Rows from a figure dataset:
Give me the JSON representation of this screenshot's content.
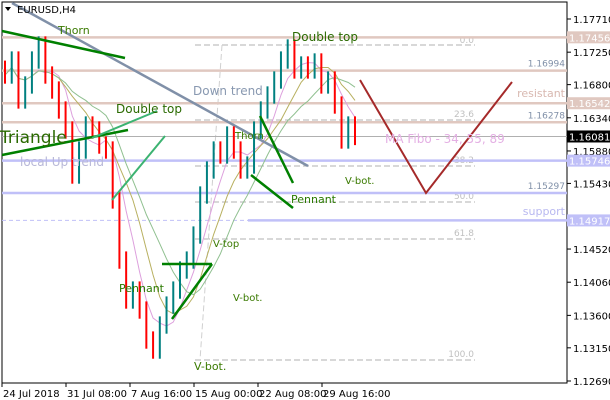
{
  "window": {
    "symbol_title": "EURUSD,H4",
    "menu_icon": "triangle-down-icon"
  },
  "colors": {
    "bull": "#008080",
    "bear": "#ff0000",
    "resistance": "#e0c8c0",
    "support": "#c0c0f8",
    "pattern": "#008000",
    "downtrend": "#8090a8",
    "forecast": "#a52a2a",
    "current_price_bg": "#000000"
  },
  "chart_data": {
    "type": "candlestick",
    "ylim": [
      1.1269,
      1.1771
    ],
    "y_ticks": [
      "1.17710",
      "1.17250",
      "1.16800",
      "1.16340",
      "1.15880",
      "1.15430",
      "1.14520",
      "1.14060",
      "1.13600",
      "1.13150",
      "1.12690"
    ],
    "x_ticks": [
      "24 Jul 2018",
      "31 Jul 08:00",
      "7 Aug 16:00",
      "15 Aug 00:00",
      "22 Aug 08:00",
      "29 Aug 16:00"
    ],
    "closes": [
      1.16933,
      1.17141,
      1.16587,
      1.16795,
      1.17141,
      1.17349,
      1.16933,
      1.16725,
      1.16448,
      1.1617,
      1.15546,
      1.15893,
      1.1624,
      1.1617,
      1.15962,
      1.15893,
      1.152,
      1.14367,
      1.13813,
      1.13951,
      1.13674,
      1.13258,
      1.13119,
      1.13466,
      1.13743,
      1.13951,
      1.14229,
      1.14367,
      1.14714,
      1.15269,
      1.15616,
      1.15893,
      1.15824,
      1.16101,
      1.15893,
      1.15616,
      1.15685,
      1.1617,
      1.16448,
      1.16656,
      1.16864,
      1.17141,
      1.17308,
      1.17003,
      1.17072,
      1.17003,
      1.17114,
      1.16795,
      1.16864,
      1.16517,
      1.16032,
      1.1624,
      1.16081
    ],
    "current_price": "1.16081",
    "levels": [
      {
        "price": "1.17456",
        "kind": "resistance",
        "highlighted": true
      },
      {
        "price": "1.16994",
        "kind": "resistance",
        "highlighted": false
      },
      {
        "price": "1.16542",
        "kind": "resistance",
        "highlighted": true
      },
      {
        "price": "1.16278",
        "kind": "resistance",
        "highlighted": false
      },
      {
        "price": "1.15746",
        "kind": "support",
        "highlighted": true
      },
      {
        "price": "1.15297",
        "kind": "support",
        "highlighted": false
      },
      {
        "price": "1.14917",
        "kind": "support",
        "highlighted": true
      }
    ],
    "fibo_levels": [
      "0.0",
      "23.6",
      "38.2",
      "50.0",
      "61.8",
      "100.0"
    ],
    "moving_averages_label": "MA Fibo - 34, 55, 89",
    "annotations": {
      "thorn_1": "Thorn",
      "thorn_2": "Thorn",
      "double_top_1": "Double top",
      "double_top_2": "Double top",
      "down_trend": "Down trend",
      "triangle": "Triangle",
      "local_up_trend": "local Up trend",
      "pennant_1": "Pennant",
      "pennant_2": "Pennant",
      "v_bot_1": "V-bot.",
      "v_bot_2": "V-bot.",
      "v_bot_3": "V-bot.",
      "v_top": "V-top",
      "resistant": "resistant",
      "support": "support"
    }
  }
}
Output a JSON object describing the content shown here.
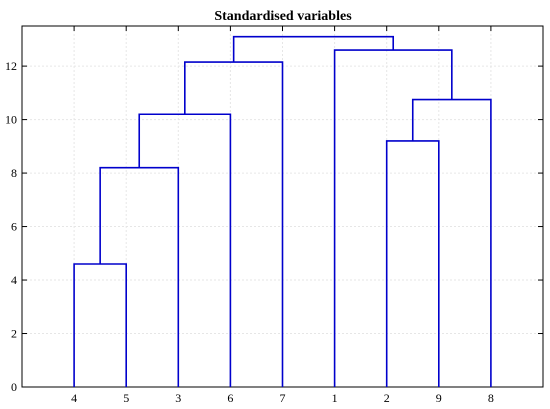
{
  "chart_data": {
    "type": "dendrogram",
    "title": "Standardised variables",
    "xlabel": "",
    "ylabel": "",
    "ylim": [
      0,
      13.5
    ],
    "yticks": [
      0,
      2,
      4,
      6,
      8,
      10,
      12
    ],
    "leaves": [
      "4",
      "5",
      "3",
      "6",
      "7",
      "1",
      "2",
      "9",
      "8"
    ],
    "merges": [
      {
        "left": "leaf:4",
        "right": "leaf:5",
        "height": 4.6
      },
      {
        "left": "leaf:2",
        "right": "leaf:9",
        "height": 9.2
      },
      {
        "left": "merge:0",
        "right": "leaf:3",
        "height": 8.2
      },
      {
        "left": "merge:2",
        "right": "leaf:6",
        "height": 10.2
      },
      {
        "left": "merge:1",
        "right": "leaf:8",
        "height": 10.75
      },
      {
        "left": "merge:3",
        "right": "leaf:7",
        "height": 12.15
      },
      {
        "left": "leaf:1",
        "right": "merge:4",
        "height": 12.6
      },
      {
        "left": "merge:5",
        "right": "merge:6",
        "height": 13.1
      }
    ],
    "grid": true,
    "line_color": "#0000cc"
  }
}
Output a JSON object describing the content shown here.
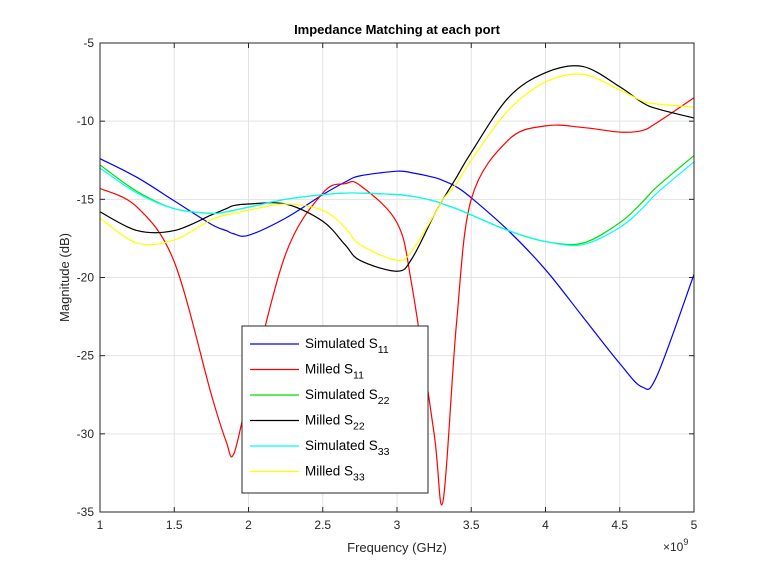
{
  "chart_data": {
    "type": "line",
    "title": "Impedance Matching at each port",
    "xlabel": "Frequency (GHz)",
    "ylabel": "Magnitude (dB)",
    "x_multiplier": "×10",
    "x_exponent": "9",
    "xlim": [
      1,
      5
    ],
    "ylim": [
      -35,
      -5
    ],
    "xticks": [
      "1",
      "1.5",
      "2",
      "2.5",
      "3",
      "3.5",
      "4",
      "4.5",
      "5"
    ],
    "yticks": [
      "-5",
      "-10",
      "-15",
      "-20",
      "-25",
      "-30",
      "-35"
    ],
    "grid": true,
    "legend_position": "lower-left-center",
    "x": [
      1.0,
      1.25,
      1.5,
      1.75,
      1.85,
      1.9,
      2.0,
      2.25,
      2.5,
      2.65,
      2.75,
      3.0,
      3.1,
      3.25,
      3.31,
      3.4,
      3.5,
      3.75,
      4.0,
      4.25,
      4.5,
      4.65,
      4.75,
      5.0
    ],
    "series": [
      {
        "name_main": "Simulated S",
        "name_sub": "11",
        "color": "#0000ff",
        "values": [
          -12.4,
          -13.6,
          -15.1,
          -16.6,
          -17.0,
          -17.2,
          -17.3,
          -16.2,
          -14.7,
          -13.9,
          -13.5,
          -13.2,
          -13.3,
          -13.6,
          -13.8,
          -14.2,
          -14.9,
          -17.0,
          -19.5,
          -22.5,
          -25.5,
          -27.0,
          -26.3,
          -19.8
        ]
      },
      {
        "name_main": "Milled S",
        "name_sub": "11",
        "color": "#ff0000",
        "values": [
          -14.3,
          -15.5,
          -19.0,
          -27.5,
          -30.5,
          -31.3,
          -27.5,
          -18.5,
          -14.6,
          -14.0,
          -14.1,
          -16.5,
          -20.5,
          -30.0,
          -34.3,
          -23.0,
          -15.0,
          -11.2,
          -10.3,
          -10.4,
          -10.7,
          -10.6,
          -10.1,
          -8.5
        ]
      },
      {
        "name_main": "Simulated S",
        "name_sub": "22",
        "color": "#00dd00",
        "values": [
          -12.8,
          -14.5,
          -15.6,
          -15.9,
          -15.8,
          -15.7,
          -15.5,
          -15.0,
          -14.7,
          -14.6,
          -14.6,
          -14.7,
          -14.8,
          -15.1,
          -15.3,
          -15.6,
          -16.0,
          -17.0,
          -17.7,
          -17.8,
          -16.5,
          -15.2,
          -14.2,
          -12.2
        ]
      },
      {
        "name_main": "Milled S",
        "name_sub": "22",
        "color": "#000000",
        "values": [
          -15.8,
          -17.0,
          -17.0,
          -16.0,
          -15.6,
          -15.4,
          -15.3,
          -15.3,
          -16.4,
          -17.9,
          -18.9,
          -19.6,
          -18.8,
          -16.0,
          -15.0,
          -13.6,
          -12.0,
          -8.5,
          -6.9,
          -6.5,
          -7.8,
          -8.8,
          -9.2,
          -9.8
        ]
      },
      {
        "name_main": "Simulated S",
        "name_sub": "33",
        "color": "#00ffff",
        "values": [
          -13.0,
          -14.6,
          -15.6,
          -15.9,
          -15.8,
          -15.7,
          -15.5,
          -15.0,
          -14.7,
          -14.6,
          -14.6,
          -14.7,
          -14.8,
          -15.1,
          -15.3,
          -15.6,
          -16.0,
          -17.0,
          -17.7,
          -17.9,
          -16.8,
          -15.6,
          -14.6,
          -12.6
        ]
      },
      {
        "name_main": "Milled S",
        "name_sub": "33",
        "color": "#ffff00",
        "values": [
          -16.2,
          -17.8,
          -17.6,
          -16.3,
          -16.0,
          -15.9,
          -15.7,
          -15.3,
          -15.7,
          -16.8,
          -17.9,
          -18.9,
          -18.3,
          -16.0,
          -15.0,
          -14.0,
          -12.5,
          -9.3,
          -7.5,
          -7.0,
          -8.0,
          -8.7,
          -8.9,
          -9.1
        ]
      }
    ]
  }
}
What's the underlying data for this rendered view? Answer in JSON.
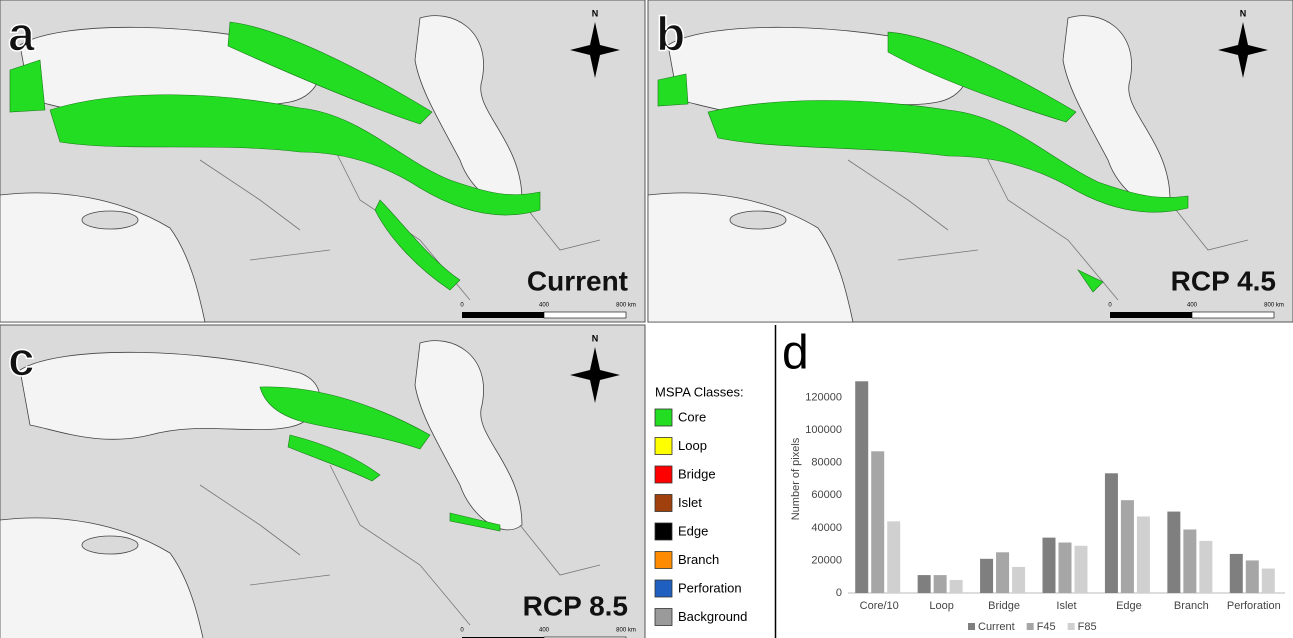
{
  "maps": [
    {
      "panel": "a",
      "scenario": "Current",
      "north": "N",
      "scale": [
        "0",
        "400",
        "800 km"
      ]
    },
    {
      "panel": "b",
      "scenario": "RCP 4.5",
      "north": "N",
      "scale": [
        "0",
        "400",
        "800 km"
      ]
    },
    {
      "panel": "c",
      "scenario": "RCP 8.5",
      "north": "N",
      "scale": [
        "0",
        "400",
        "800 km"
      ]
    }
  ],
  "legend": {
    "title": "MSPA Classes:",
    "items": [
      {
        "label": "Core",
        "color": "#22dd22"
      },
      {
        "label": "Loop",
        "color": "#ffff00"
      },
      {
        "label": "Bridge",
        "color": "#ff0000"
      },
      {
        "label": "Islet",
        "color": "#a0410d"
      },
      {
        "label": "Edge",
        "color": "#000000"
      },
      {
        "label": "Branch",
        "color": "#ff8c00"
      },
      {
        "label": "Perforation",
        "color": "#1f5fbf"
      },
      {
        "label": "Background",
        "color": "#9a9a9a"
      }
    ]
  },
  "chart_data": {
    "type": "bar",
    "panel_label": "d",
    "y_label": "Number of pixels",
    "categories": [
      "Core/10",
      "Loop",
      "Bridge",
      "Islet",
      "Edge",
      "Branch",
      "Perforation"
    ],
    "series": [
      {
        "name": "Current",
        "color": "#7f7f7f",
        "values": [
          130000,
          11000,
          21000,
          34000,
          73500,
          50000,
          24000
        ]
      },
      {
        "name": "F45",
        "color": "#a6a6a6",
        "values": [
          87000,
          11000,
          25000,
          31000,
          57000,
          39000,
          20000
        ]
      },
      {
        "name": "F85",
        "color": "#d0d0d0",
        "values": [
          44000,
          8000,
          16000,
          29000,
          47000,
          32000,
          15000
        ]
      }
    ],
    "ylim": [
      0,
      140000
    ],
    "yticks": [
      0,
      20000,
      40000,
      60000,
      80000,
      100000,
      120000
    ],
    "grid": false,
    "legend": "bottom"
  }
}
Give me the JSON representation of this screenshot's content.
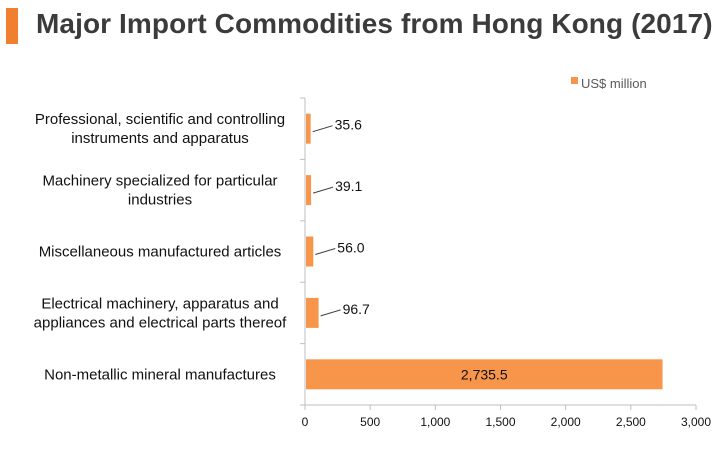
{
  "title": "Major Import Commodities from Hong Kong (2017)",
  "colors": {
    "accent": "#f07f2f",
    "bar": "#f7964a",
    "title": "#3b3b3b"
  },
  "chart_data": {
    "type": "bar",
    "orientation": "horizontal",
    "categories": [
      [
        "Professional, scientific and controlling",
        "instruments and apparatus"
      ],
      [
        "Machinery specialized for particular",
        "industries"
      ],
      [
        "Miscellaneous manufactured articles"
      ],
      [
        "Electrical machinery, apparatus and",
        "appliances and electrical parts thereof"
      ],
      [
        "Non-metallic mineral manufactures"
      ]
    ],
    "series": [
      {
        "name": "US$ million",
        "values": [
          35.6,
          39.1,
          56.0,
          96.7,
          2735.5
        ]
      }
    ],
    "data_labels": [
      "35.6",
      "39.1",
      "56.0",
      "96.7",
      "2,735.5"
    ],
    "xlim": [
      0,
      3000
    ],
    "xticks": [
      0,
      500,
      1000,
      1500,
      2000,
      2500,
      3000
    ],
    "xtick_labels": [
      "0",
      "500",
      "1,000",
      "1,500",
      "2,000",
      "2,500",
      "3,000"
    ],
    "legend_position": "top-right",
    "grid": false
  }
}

Exercise details |
Look through the records and gather every line containing "height".

Output for this task |
        "height": 4.6
        "height": 9.2
        "height": 8.2
        "height": 10.2
        "height": 10.75
        "height": 12.15
        "height": 12.6
        "height": 13.1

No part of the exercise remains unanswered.